Copy out each line of the material in which the word "slope" appears.

[Data tied to figure images]
============================================================

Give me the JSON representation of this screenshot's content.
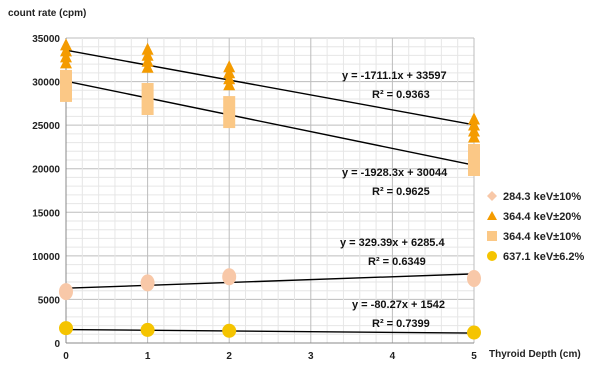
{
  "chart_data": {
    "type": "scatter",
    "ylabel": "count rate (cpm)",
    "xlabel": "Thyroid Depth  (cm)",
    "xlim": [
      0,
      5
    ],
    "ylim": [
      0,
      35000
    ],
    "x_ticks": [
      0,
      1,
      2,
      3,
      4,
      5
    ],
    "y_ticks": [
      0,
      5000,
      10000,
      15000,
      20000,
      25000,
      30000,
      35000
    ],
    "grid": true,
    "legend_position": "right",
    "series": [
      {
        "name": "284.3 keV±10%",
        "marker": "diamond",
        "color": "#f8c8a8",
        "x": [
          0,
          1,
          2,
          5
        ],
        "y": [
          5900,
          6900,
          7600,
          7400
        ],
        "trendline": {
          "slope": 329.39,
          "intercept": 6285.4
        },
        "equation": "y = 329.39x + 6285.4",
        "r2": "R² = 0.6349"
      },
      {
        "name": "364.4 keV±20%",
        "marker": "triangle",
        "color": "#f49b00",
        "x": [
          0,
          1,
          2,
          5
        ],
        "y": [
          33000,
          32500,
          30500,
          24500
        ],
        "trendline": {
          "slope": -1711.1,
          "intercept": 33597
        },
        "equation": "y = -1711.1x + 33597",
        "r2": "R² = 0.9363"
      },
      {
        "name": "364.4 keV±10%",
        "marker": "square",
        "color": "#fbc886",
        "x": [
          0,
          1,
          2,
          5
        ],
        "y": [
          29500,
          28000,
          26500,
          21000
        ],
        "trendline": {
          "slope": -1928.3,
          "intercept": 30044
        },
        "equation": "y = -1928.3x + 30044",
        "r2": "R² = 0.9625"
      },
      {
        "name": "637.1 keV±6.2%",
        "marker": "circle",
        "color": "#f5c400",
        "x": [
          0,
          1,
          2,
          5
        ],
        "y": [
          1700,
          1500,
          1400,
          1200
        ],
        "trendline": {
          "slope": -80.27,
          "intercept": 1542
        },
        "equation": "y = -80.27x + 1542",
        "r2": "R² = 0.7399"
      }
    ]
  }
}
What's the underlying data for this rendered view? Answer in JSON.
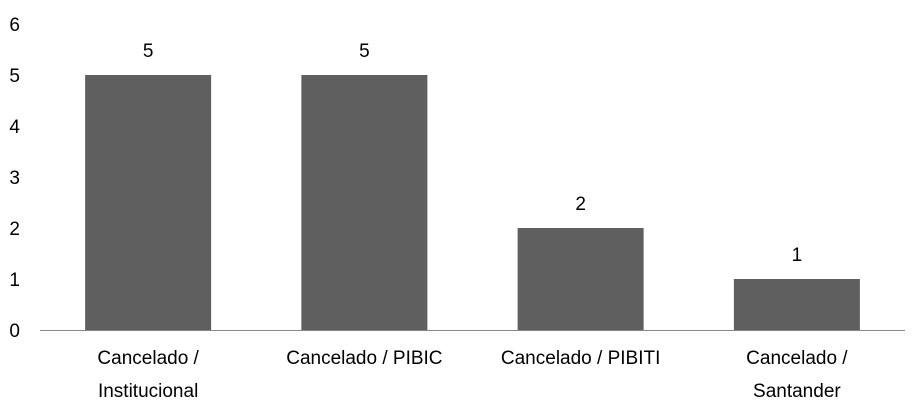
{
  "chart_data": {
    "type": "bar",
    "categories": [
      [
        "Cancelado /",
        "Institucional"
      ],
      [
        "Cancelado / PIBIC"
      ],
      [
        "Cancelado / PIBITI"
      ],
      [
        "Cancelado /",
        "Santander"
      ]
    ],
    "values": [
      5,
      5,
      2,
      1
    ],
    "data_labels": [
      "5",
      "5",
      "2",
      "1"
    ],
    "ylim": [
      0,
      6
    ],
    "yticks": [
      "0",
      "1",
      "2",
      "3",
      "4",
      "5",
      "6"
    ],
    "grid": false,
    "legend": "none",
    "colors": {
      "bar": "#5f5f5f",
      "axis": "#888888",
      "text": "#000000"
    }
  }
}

============================================================

--- RESPONSE FOR THIS EXERCISE ---
          "slope": 329.39,
          "slope": -1711.1,
          "slope": -1928.3,
          "slope": -80.27,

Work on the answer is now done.